■ Textauszug:
------------------------------------------------------------------------

Hier nebenan ist auch die Touristeninformation.
So erhalten wir dort anschließend auch den ersten, ersehnten Stempel in unseren Pilgerausweis. Die Sammelleidenschaft nach den Stempeln beginnt also bereits hier.

Mit einer kleinen Touristenbahn unternehmen wir eine einstündige Stadtrundfahrt und bekommen so einen groben Überblick über die Stadt Porto. Angenehm warm ist es, zirka 22 Grad.
Später laufen wir durch enge Gassen, um uns die hübsche Altstadt anzusehen. An vielen Gebäuden sehen wir die typischen blauen Kachelornamente. Ganze Geschichten werden auf Häuserwänden dargestellt, wie zum Beispiel Schlachten oder religiöse Abbildungen. Aber auch reich verzierte Blumenornamente bewundern wir.

Danach begeben wir uns von der vor uns auftauchenden Brücke, die übrigens von Gustave Eiffel erbaut wurde, hinunter zum Douro-Fluss.
Dort, in der Nähe des Hafens, ist das Wohnviertel allerdings sehr ärmlich und die Häuser sind teilweise sehr alt und verfallen, Fassaden bröckeln ab.
Beim Bau der Brücke hat man sich nicht gescheut, Teile eines Hauses einfach weg zu schlagen, um Platz für den Bau zu schaffen. Die Bahn fährt dort entsprechend fast durchs Zimmer.
Überall hängt Wäsche aus den Fenstern, auch quer durch die Gassen gespannt.

Streunende Katzen und Hunde und Unrat sind überall zu sehen. Die Menschen, vor allem die Kinder, wirken sehr ärmlich und vernachlässigt.

Was für ein Gegensatz zu der prunkvoll ausgestatteten Kathedrale!
Entlang der Hafenpromenade mit vielen Marktständen gehen wir uns unsere Jakobsmuschel kaufen, das symbolische Pilgerzeichen.

Die Legende berichtet, dass ein junger Mann, der vom Heiligen Jakobus vor dem Ertrinken bewahrt wurde, völlig mit Muscheln bedeckt aus dem Wasser stieg.

------------------------------------------------------------------------

■ Datenzeilen:

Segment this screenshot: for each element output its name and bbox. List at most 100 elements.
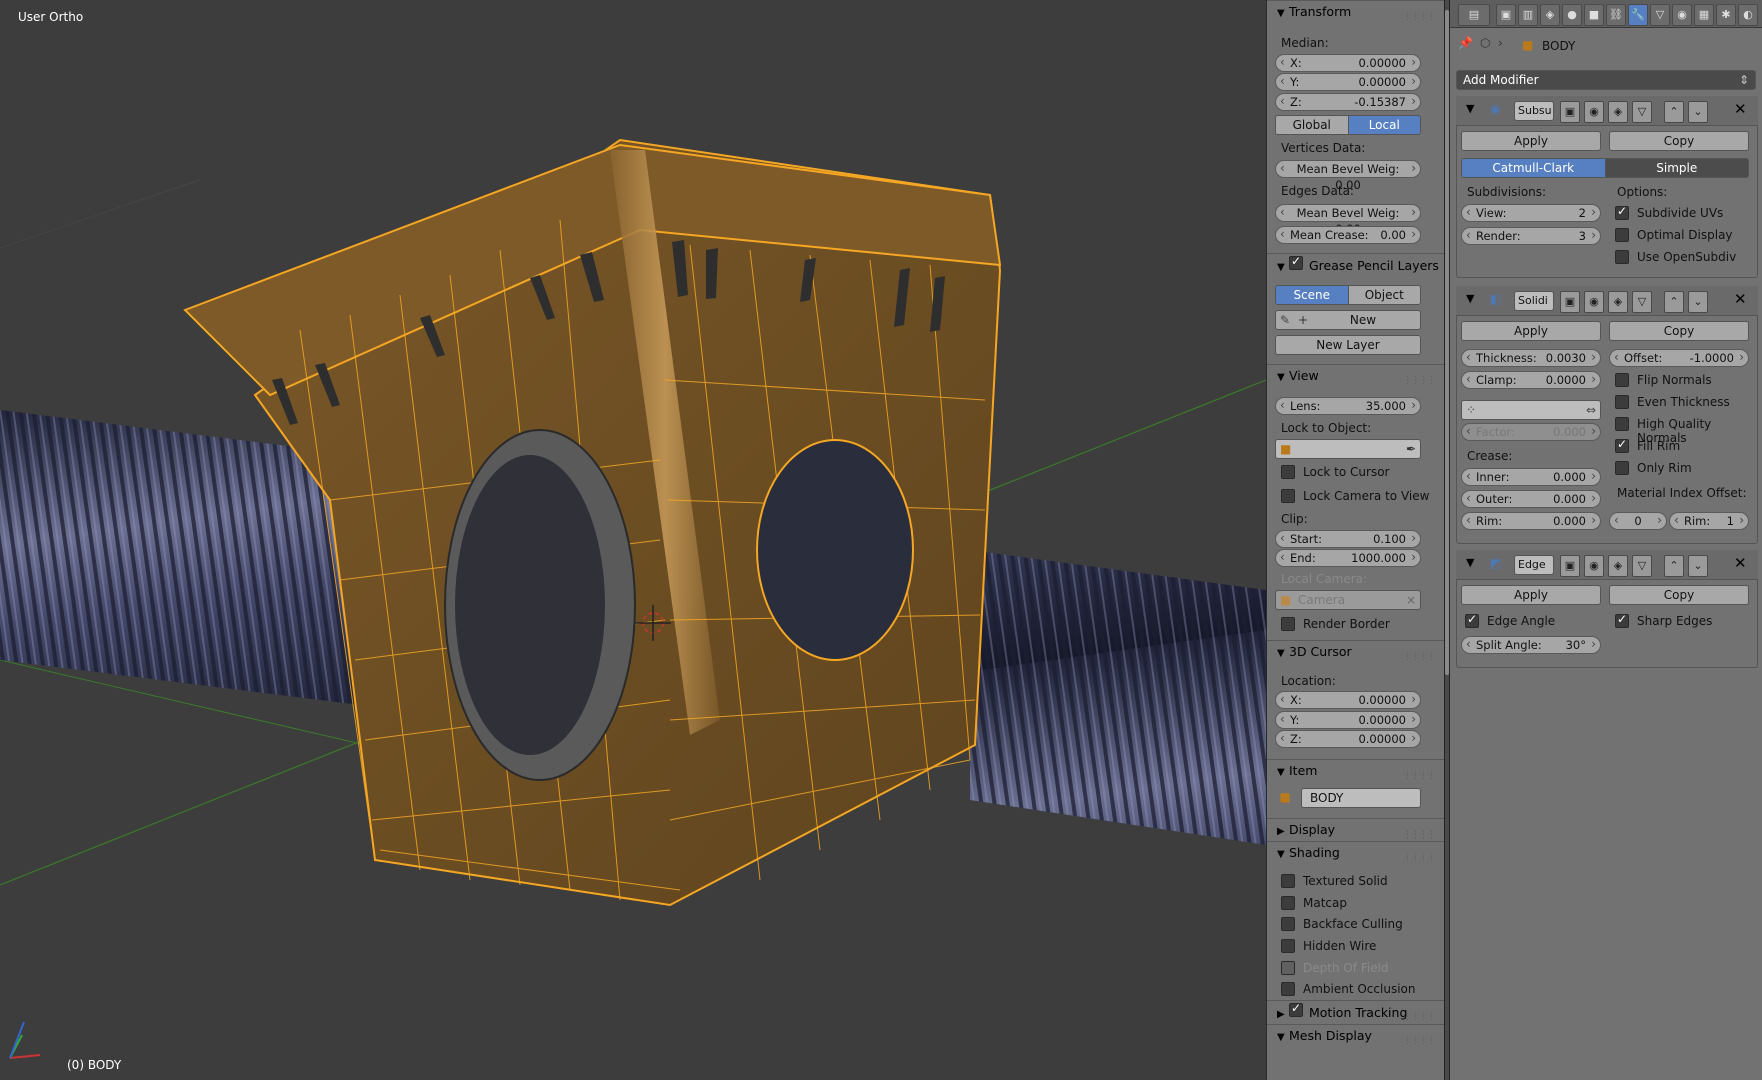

------------------------------------------------------------------------

■ Aufgabe 1: Schreib den Teil aus dem Textauszug über Porto noch einmal ab, der mit „Streunende Katzen und“ anfängt und nach „dem Wasser stieg.“ aufhört, und tausch dabei „Jakobsmuschel“ gegen „Pilgermuschel“ aus.
■ Aufgabe 2: Wer hat laut dem Textauszug über Porto die Brücke gebaut?
■ Aufgabe 3: Schreib den Textauszug über Porto nach seinem letzten Satz weiter.

■ Erwartete Antwort 1:
Streunende Katzen und Hunde und Unrat sind überall zu sehen. Die Menschen, vor allem die Kinder, wirken sehr ärmlich und vernachlässigt.

Was für ein Gegensatz zu der prunkvoll ausgestatteten Kathedrale!
Entlang der Hafenpromenade mit vielen Marktständen gehen wir uns unsere Pilgermuschel kaufen, das symbolische Pilgerzeichen.

Die Legende berichtet, dass ein junger Mann, der vom Heiligen Jakobus vor dem Ertrinken bewahrt wurde, völlig mit Muscheln bedeckt aus dem Wasser stieg.

■ Erwartete Antwort 2: Gustave Eiffel.

■ Erwartete Antwort 3:
Seitdem gilt die Muschel als Schutzzeichen der Pilger. Eine andere Symbolik, die auch einleuchtend ist, bezieht sich auf die Linen der Muschel, die die verschiedenen Jakobswege darstellen sollen, die alle zu dem einen Ort führen, nämlich nach Santiago de Compostela. –
Zu Mittag essen wir in der kleinen Bar in unserem Hotel. Hier stillen auch viele Einheimische ihren Hunger und so müssten die Speisen auch gut schmecken, nehmen wir an. Ich entscheide mich für gebratene Sardinen mit Reis und Gemüse. Die drei ganzen Fische, wie es scheint, mit noch fast allen Eingeweiden, schauen mich aus ihren trüben Augen vorwurfsvoll an, da bin ich schon fast satt. Augenblicklich bekomme ich auch einen fürchterlichen Durst. Fisch will ja bekanntlich schwimmen.
Ich bestelle mir ein großes Glas Orangensaft und ein Wasser ohne Kohlensäure, also Aqua sin Gas.
Jürgen nimmt so eine Art Schlacht-Platte. Ein Glück, dass ich das nicht essen muss, denke ich. Aber es schmeckt wohl besser, als es aussieht.
Danach ruhen wir uns im Zimmer etwas aus. Nach etwa einer Stunde gehen wir noch mal raus an die Luft und besorgen uns Proviant für den nächsten Tag, vor allem Bananen.
Ziemlich viele Touristen sind in der schönen betriebsamen Altstadt unterwegs, aber auch einige Straßenmusikanten und Künstler.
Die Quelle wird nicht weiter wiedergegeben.